▶ **SELECTED EXTRACT**
○ ○ ○ ○ ○

# Armageddon Turn-Based Strategy Videogame



## venomlust (Feb 9, 2010)

New game coming out this month (11/26), check it out: http://www.slitherine.com/games/warhammer_PC











> ARMAGEDDON MUST NOT BE LOST
> 
> "Armageddon, a world whose name has become a byword for war and destruction on a massive scale…" -Lord Commander Solar Eugenian
> 
> ...


----------



## venomlust (Feb 9, 2010)

I think the scale is the worst part of these screenshots. Titans should not be only marginally larger than an ork. Hopefully you can edit the scale of units in the editor. Is that something that will make/break the game? No, I suppose not.


----------



## Bindi Baji (Apr 23, 2009)

Depending on the price armageddon'it


----------



## venomlust (Feb 9, 2010)

Bindi Baji said:


> Depending on the price armageddon'it


----------



## Nordicus (May 3, 2013)

venomlust said:


> Is that something that will make/break the game? No, I suppose not.

○ ○ ○ ○ ○

▶ **RAW DATA**
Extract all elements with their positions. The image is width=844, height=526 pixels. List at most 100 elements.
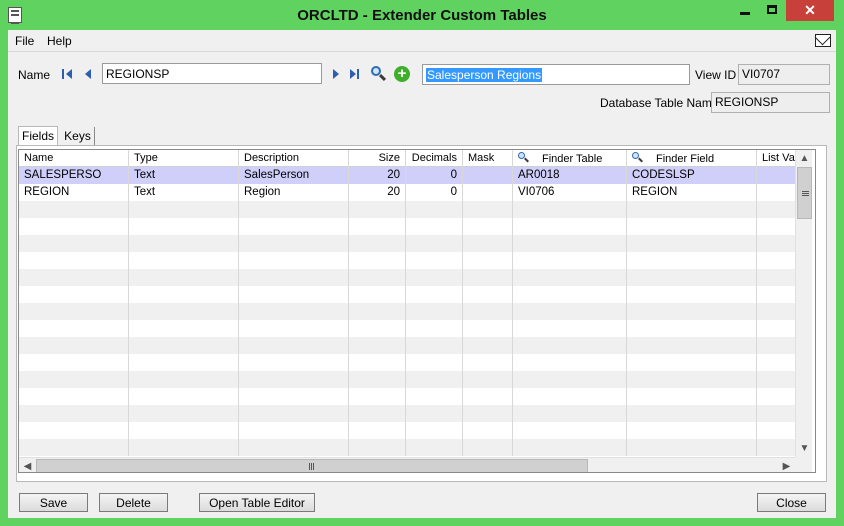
empty-grid-cell — [627, 371, 757, 388]
empty-grid-cell — [463, 252, 513, 269]
column-header-finder-field[interactable]: Finder Field — [627, 150, 757, 167]
vertical-scrollbar[interactable]: ▲ ▼ — [795, 150, 812, 457]
horizontal-scrollbar[interactable]: ◀ ▶ — [19, 457, 795, 472]
close-button[interactable]: Close — [757, 493, 826, 512]
empty-grid-cell — [239, 252, 349, 269]
close-window-button[interactable]: ✕ — [786, 0, 834, 21]
description-field[interactable]: Salesperson Regions — [422, 64, 690, 85]
empty-grid-cell — [349, 388, 406, 405]
empty-grid-cell — [513, 269, 627, 286]
empty-grid-cell — [406, 371, 463, 388]
empty-grid-cell — [406, 354, 463, 371]
empty-grid-cell — [513, 235, 627, 252]
empty-grid-cell — [19, 337, 129, 354]
empty-grid-cell — [757, 337, 795, 354]
empty-grid-cell — [349, 269, 406, 286]
first-record-button[interactable] — [61, 67, 75, 81]
empty-grid-cell — [129, 252, 239, 269]
empty-grid-cell — [627, 405, 757, 422]
table-row[interactable]: REGION Text Region 20 0 VI0706 REGION — [19, 184, 795, 201]
empty-grid-cell — [757, 218, 795, 235]
empty-grid-cell — [129, 320, 239, 337]
empty-grid-row — [19, 252, 795, 269]
empty-grid-cell — [129, 388, 239, 405]
menu-help[interactable]: Help — [47, 34, 72, 48]
empty-grid-cell — [406, 439, 463, 456]
empty-grid-cell — [757, 303, 795, 320]
name-field[interactable] — [102, 63, 322, 84]
view-id-field: VI0707 — [738, 64, 830, 85]
save-button[interactable]: Save — [19, 493, 88, 512]
empty-grid-row — [19, 269, 795, 286]
empty-grid-cell — [627, 439, 757, 456]
scroll-right-icon[interactable]: ▶ — [778, 458, 795, 472]
empty-grid-cell — [349, 405, 406, 422]
maximize-button[interactable] — [758, 0, 786, 21]
db-table-name-label: Database Table Name — [600, 96, 719, 110]
empty-grid-cell — [757, 422, 795, 439]
empty-grid-cell — [463, 337, 513, 354]
db-table-name-field: REGIONSP — [711, 92, 830, 113]
empty-grid-cell — [627, 218, 757, 235]
scroll-down-icon[interactable]: ▼ — [796, 440, 813, 457]
last-record-button[interactable] — [348, 67, 362, 81]
search-icon — [632, 152, 644, 164]
empty-grid-cell — [406, 235, 463, 252]
empty-grid-cell — [129, 422, 239, 439]
column-header-description[interactable]: Description — [239, 150, 349, 167]
empty-grid-cell — [627, 201, 757, 218]
empty-grid-cell — [513, 320, 627, 337]
empty-grid-cell — [757, 286, 795, 303]
menu-file[interactable]: File — [15, 34, 34, 48]
first-record-icon — [62, 69, 64, 79]
empty-grid-cell — [406, 320, 463, 337]
empty-grid-cell — [757, 439, 795, 456]
previous-record-icon — [85, 69, 91, 79]
empty-grid-cell — [129, 371, 239, 388]
table-row[interactable]: SALESPERSO Text SalesPerson 20 0 AR0018 … — [19, 167, 795, 184]
column-header-type[interactable]: Type — [129, 150, 239, 167]
column-header-finder-table[interactable]: Finder Table — [513, 150, 627, 167]
empty-grid-cell — [513, 337, 627, 354]
last-record-icon — [350, 69, 356, 79]
column-header-name[interactable]: Name — [19, 150, 129, 167]
empty-grid-cell — [129, 286, 239, 303]
empty-grid-cell — [757, 354, 795, 371]
fields-grid[interactable]: Name Type Description Size Decimals Mask… — [18, 149, 816, 473]
delete-button[interactable]: Delete — [99, 493, 168, 512]
empty-grid-cell — [627, 286, 757, 303]
scroll-left-icon[interactable]: ◀ — [19, 458, 36, 472]
open-table-editor-button[interactable]: Open Table Editor — [199, 493, 315, 512]
column-header-size[interactable]: Size — [349, 150, 406, 167]
search-icon[interactable] — [371, 66, 387, 82]
empty-grid-cell — [239, 405, 349, 422]
empty-grid-cell — [513, 371, 627, 388]
empty-grid-cell — [513, 201, 627, 218]
column-header-mask[interactable]: Mask — [463, 150, 513, 167]
tab-fields[interactable]: Fields — [18, 126, 58, 146]
tab-keys[interactable]: Keys — [61, 127, 95, 145]
empty-grid-cell — [19, 286, 129, 303]
empty-grid-row — [19, 354, 795, 371]
mail-icon[interactable] — [815, 34, 831, 47]
empty-grid-cell — [406, 388, 463, 405]
vertical-scroll-thumb[interactable] — [797, 167, 812, 219]
view-id-label: View ID — [695, 68, 737, 82]
title-bar: ORCLTD - Extender Custom Tables ✕ — [0, 0, 844, 30]
next-record-button[interactable] — [329, 67, 343, 81]
minimize-button[interactable] — [731, 0, 759, 21]
column-header-decimals[interactable]: Decimals — [406, 150, 463, 167]
empty-grid-cell — [239, 235, 349, 252]
minimize-icon — [740, 12, 750, 15]
column-header-list-values[interactable]: List Va — [757, 150, 795, 167]
name-label: Name — [18, 68, 51, 82]
add-icon[interactable]: + — [394, 66, 410, 82]
empty-grid-cell — [19, 388, 129, 405]
empty-grid-cell — [239, 201, 349, 218]
empty-grid-cell — [19, 422, 129, 439]
empty-grid-cell — [129, 269, 239, 286]
empty-grid-cell — [463, 354, 513, 371]
scroll-up-icon[interactable]: ▲ — [796, 150, 813, 167]
previous-record-button[interactable] — [82, 67, 96, 81]
horizontal-scroll-thumb[interactable] — [36, 459, 588, 472]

○ ○ ○ ○ ○

▶ **DO THIS**
Write the next part of the forum thread about the Armageddon turn-based strategy game, picking up after its last post.

▶ **TASK ANSWER**
The game looking like something that came out 10 years ago though? Definitely. 

Seriously, why can't we get a decent looking 40k game? The last one that was worth anything was Space Marine, which knocked the brutality, the setting and the overall feeling out of the park.

This? I have games on my mobile phone that has better graphics than this. Sigh.


----------



## venomlust (Feb 9, 2010)

Nordicus said:


> The game looking like something that came out 10 years ago though? Definitely.
> 
> Seriously, why can't we get a decent looking 40k game? The last one that was worth anything was Space Marine, which knocked the brutality, the setting and the overall feeling out of the park.
> 
> This? I have games on my mobile phone that has better graphics than this. Sigh.


Yeah, I totally agree. When Space Marine came out, I felt like FINALLY, here is a game that does the IP justice. Has not happened since. I played the Space Hulk game, and it's Space Hulk. Decent, but not really what I want.


----------



## Bindi Baji (Apr 23, 2009)

given the look of it, i'm not expecting it to be that much, we'll see.........


----------



## Tawa (Jan 10, 2010)

Bindi Baji said:


> Depending on the price armageddon'it


Har! I gets it! :laugh:


----------



## Myen'Tal (Sep 4, 2009)

Warhammer 40k: Regicide might be what some of you guys are looking for, if you like playing chess :grin:.

http://www.warhammer40kregicide.com/

http://www.warhammer40kregicide.com/gallery?gallery=ork-weirdboy-animation-loop


----------



## venomlust (Feb 9, 2010)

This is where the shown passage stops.